■ Directions for this task
Return each line of the listing below, unchanged, and omit the images.

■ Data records
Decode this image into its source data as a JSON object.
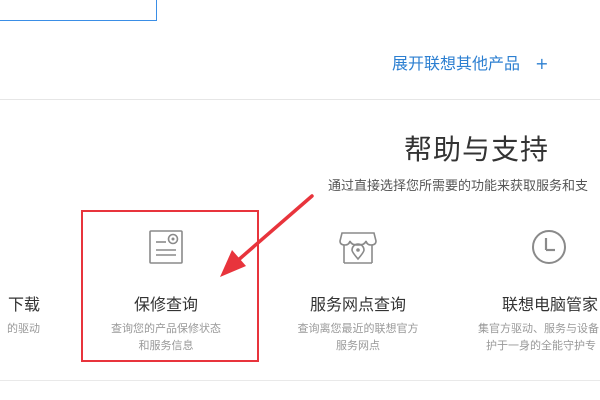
{
  "header": {
    "expand_link_label": "展开联想其他产品",
    "expand_link_plus": "+"
  },
  "support": {
    "title": "帮助与支持",
    "subtitle": "通过直接选择您所需要的功能来获取服务和支",
    "cards": [
      {
        "icon": "download-icon",
        "title": "下载",
        "desc_line1": "的驱动",
        "desc_line2": ""
      },
      {
        "icon": "warranty-document-gear-icon",
        "title": "保修查询",
        "desc_line1": "查询您的产品保修状态",
        "desc_line2": "和服务信息"
      },
      {
        "icon": "store-location-icon",
        "title": "服务网点查询",
        "desc_line1": "查询离您最近的联想官方",
        "desc_line2": "服务网点"
      },
      {
        "icon": "clock-icon",
        "title": "联想电脑管家",
        "desc_line1": "集官方驱动、服务与设备",
        "desc_line2": "护于一身的全能守护专"
      }
    ]
  },
  "annotation": {
    "highlight_color": "#e8343c",
    "arrow_color": "#e8343c"
  }
}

■ Result for this task
Decode this image into its source data as a JSON object.
{
  "header": {
    "expand_link_label": "展开联想其他产品",
    "expand_link_plus": "+"
  },
  "support": {
    "title": "帮助与支持",
    "subtitle": "通过直接选择您所需要的功能来获取服务和支",
    "cards": [
      {
        "icon": "download-icon",
        "title": "下载",
        "desc_line1": "的驱动",
        "desc_line2": ""
      },
      {
        "icon": "warranty-document-gear-icon",
        "title": "保修查询",
        "desc_line1": "查询您的产品保修状态",
        "desc_line2": "和服务信息"
      },
      {
        "icon": "store-location-icon",
        "title": "服务网点查询",
        "desc_line1": "查询离您最近的联想官方",
        "desc_line2": "服务网点"
      },
      {
        "icon": "clock-icon",
        "title": "联想电脑管家",
        "desc_line1": "集官方驱动、服务与设备",
        "desc_line2": "护于一身的全能守护专"
      }
    ]
  },
  "annotation": {
    "highlight_color": "#e8343c",
    "arrow_color": "#e8343c"
  }
}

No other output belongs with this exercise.